____ Task data
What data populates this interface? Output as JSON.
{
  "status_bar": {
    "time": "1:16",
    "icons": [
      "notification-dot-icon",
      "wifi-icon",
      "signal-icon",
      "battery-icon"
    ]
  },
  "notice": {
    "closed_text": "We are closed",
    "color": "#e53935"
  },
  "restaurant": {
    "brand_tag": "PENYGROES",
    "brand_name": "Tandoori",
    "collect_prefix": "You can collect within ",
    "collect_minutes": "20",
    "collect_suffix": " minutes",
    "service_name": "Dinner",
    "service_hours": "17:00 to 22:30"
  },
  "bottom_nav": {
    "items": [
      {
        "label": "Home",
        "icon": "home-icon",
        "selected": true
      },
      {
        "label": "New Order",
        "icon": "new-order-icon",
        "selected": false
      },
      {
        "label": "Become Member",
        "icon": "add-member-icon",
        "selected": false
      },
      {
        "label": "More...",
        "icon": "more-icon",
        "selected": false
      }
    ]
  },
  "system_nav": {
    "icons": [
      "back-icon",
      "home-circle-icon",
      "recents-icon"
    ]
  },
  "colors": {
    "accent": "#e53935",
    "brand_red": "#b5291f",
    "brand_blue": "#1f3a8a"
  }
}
________
■ The request
Take the records above and return them exactly as written.

■ Exercise result
What data populates this interface? Output as JSON.
{
  "status_bar": {
    "time": "1:16",
    "icons": [
      "notification-dot-icon",
      "wifi-icon",
      "signal-icon",
      "battery-icon"
    ]
  },
  "notice": {
    "closed_text": "We are closed",
    "color": "#e53935"
  },
  "restaurant": {
    "brand_tag": "PENYGROES",
    "brand_name": "Tandoori",
    "collect_prefix": "You can collect within ",
    "collect_minutes": "20",
    "collect_suffix": " minutes",
    "service_name": "Dinner",
    "service_hours": "17:00 to 22:30"
  },
  "bottom_nav": {
    "items": [
      {
        "label": "Home",
        "icon": "home-icon",
        "selected": true
      },
      {
        "label": "New Order",
        "icon": "new-order-icon",
        "selected": false
      },
      {
        "label": "Become Member",
        "icon": "add-member-icon",
        "selected": false
      },
      {
        "label": "More...",
        "icon": "more-icon",
        "selected": false
      }
    ]
  },
  "system_nav": {
    "icons": [
      "back-icon",
      "home-circle-icon",
      "recents-icon"
    ]
  },
  "colors": {
    "accent": "#e53935",
    "brand_red": "#b5291f",
    "brand_blue": "#1f3a8a"
  }
}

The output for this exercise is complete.